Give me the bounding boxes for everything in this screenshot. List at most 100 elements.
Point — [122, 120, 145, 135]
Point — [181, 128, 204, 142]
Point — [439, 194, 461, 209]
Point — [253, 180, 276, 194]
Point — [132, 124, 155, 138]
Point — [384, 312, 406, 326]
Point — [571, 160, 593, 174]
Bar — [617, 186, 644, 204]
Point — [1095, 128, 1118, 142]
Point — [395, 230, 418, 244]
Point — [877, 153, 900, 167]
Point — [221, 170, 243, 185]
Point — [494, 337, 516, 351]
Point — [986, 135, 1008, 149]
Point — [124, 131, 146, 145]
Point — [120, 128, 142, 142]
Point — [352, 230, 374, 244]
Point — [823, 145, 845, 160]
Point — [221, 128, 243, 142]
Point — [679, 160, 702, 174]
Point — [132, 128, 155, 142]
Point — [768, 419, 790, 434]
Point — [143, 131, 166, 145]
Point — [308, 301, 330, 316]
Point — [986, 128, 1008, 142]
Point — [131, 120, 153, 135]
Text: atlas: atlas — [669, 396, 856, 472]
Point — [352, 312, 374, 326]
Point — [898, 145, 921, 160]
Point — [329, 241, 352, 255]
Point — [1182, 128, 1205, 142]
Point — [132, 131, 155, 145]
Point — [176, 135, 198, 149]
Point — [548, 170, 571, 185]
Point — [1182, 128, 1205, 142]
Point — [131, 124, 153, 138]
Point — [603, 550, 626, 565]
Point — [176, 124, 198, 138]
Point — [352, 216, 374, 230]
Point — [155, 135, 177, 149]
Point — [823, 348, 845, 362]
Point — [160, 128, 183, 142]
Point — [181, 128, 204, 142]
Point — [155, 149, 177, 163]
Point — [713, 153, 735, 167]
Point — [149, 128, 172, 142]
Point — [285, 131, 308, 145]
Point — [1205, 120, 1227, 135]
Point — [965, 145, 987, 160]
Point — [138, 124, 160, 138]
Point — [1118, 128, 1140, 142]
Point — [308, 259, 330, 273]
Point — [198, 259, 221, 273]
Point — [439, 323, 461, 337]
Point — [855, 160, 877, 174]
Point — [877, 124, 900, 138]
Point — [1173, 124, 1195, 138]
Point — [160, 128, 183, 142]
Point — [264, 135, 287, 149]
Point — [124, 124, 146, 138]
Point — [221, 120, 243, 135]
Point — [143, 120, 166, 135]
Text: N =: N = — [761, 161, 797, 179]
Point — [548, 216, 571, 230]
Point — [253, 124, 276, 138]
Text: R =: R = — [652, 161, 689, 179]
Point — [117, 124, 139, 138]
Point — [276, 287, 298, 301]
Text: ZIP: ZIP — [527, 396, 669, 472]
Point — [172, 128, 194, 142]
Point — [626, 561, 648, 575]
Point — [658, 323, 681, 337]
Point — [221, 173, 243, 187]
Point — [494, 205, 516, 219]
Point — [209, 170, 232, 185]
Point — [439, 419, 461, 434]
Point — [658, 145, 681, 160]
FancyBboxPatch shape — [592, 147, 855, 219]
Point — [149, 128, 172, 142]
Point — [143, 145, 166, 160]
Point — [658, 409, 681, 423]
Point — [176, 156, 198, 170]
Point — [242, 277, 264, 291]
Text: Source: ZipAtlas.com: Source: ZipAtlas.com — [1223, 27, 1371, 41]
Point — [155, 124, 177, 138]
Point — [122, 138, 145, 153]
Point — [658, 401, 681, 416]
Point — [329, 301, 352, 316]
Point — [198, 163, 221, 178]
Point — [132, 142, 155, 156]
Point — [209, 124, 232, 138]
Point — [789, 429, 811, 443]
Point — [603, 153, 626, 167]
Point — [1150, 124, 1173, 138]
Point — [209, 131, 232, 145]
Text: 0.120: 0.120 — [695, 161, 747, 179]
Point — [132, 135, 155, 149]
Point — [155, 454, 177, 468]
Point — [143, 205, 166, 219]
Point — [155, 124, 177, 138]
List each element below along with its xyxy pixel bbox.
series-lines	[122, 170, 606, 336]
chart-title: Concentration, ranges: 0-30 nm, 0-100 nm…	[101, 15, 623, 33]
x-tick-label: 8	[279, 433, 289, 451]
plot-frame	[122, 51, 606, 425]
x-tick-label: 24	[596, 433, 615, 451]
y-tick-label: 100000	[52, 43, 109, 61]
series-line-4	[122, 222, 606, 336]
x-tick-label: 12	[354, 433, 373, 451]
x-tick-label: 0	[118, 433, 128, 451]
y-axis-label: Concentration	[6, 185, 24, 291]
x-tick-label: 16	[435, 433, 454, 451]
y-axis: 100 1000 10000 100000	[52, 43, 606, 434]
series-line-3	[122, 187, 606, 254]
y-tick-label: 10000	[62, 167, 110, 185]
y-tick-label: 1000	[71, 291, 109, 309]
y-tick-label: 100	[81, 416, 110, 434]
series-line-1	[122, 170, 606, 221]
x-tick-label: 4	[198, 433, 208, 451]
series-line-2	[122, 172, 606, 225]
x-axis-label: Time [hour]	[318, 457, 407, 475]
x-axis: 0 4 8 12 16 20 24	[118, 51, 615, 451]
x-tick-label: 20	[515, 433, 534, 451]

DIRECTION
Could you recast every line of the data above as a Markdown table with the columns Row and Data line, numbering each line and leaving out blank lines?

RESULT OF THE TASK
| Row | Data line |
|---|---|
| 1 | Give me the bounding boxes for everything in this screenshot. List at most 100 elements. |
| 2 | Point — [122, 120, 145, 135] |
| 3 | Point — [181, 128, 204, 142] |
| 4 | Point — [439, 194, 461, 209] |
| 5 | Point — [253, 180, 276, 194] |
| 6 | Point — [132, 124, 155, 138] |
| 7 | Point — [384, 312, 406, 326] |
| 8 | Point — [571, 160, 593, 174] |
| 9 | Bar — [617, 186, 644, 204] |
| 10 | Point — [1095, 128, 1118, 142] |
| 11 | Point — [395, 230, 418, 244] |
| 12 | Point — [877, 153, 900, 167] |
| 13 | Point — [221, 170, 243, 185] |
| 14 | Point — [494, 337, 516, 351] |
| 15 | Point — [986, 135, 1008, 149] |
| 16 | Point — [124, 131, 146, 145] |
| 17 | Point — [120, 128, 142, 142] |
| 18 | Point — [352, 230, 374, 244] |
| 19 | Point — [823, 145, 845, 160] |
| 20 | Point — [221, 128, 243, 142] |
| 21 | Point — [679, 160, 702, 174] |
| 22 | Point — [132, 128, 155, 142] |
| 23 | Point — [768, 419, 790, 434] |
| 24 | Point — [143, 131, 166, 145] |
| 25 | Point — [308, 301, 330, 316] |
| 26 | Point — [986, 128, 1008, 142] |
| 27 | Point — [131, 120, 153, 135] |
| 28 | Text: atlas: atlas — [669, 396, 856, 472] |
| 29 | Point — [352, 312, 374, 326] |
| 30 | Point — [898, 145, 921, 160] |
| 31 | Point — [329, 241, 352, 255] |
| 32 | Point — [1182, 128, 1205, 142] |
| 33 | Point — [132, 131, 155, 145] |
| 34 | Point — [176, 135, 198, 149] |
| 35 | Point — [548, 170, 571, 185] |
| 36 | Point — [1182, 128, 1205, 142] |
| 37 | Point — [131, 124, 153, 138] |
| 38 | Point — [603, 550, 626, 565] |
| 39 | Point — [176, 124, 198, 138] |
| 40 | Point — [352, 216, 374, 230] |
| 41 | Point — [155, 135, 177, 149] |
| 42 | Point — [823, 348, 845, 362] |
| 43 | Point — [160, 128, 183, 142] |
| 44 | Point — [181, 128, 204, 142] |
| 45 | Point — [155, 149, 177, 163] |
| 46 | Point — [713, 153, 735, 167] |
| 47 | Point — [149, 128, 172, 142] |
| 48 | Point — [285, 131, 308, 145] |
| 49 | Point — [1205, 120, 1227, 135] |
| 50 | Point — [965, 145, 987, 160] |
| 51 | Point — [138, 124, 160, 138] |
| 52 | Point — [1118, 128, 1140, 142] |
| 53 | Point — [308, 259, 330, 273] |
| 54 | Point — [198, 259, 221, 273] |
| 55 | Point — [439, 323, 461, 337] |
| 56 | Point — [855, 160, 877, 174] |
| 57 | Point — [877, 124, 900, 138] |
| 58 | Point — [1173, 124, 1195, 138] |
| 59 | Point — [160, 128, 183, 142] |
| 60 | Point — [264, 135, 287, 149] |
| 61 | Point — [124, 124, 146, 138] |
| 62 | Point — [221, 120, 243, 135] |
| 63 | Point — [143, 120, 166, 135] |
| 64 | Text: N =: N = — [761, 161, 797, 179] |
| 65 | Point — [548, 216, 571, 230] |
| 66 | Point — [253, 124, 276, 138] |
| 67 | Text: R =: R = — [652, 161, 689, 179] |
| 68 | Point — [117, 124, 139, 138] |
| 69 | Point — [276, 287, 298, 301] |
| 70 | Text: ZIP: ZIP — [527, 396, 669, 472] |
| 71 | Point — [172, 128, 194, 142] |
| 72 | Point — [626, 561, 648, 575] |
| 73 | Point — [658, 323, 681, 337] |
| 74 | Point — [221, 173, 243, 187] |
| 75 | Point — [494, 205, 516, 219] |
| 76 | Point — [209, 170, 232, 185] |
| 77 | Point — [439, 419, 461, 434] |
| 78 | Point — [658, 145, 681, 160] |
| 79 | FancyBboxPatch shape — [592, 147, 855, 219] |
| 80 | Point — [149, 128, 172, 142] |
| 81 | Point — [143, 145, 166, 160] |
| 82 | Point — [658, 409, 681, 423] |
| 83 | Point — [176, 156, 198, 170] |
| 84 | Point — [242, 277, 264, 291] |
| 85 | Text: Source: ZipAtlas.com: Source: ZipAtlas.com — [1223, 27, 1371, 41] |
| 86 | Point — [155, 124, 177, 138] |
| 87 | Point — [122, 138, 145, 153] |
| 88 | Point — [658, 401, 681, 416] |
| 89 | Point — [329, 301, 352, 316] |
| 90 | Point — [198, 163, 221, 178] |
| 91 | Point — [132, 142, 155, 156] |
| 92 | Point — [209, 124, 232, 138] |
| 93 | Point — [789, 429, 811, 443] |
| 94 | Point — [603, 153, 626, 167] |
| 95 | Point — [1150, 124, 1173, 138] |
| 96 | Point — [209, 131, 232, 145] |
| 97 | Text: 0.120: 0.120 — [695, 161, 747, 179] |
| 98 | Point — [132, 135, 155, 149] |
| 99 | Point — [155, 454, 177, 468] |
| 100 | Point — [143, 205, 166, 219] |
| 101 | Point — [155, 124, 177, 138] |
| 102 | List each element below along with its xyxy pixel bbox. |
| 103 | series-lines	[122, 170, 606, 336] |
| 104 | chart-title: Concentration, ranges: 0-30 nm, 0-100 nm…	[101, 15, 623, 33] |
| 105 | x-tick-label: 8	[279, 433, 289, 451] |
| 106 | plot-frame	[122, 51, 606, 425] |
| 107 | x-tick-label: 24	[596, 433, 615, 451] |
| 108 | y-tick-label: 100000	[52, 43, 109, 61] |
| 109 | series-line-4	[122, 222, 606, 336] |
| 110 | x-tick-label: 12	[354, 433, 373, 451] |
| 111 | x-tick-label: 0	[118, 433, 128, 451] |
| 112 | y-axis-label: Concentration	[6, 185, 24, 291] |
| 113 | x-tick-label: 16	[435, 433, 454, 451] |
| 114 | y-axis: 100 1000 10000 100000	[52, 43, 606, 434] |
| 115 | series-line-3	[122, 187, 606, 254] |
| 116 | y-tick-label: 10000	[62, 167, 110, 185] |
| 117 | y-tick-label: 1000	[71, 291, 109, 309] |
| 118 | y-tick-label: 100	[81, 416, 110, 434] |
| 119 | series-line-1	[122, 170, 606, 221] |
| 120 | x-tick-label: 4	[198, 433, 208, 451] |
| 121 | series-line-2	[122, 172, 606, 225] |
| 122 | x-axis-label: Time [hour]	[318, 457, 407, 475] |
| 123 | x-axis: 0 4 8 12 16 20 24	[118, 51, 615, 451] |
| 124 | x-tick-label: 20	[515, 433, 534, 451] |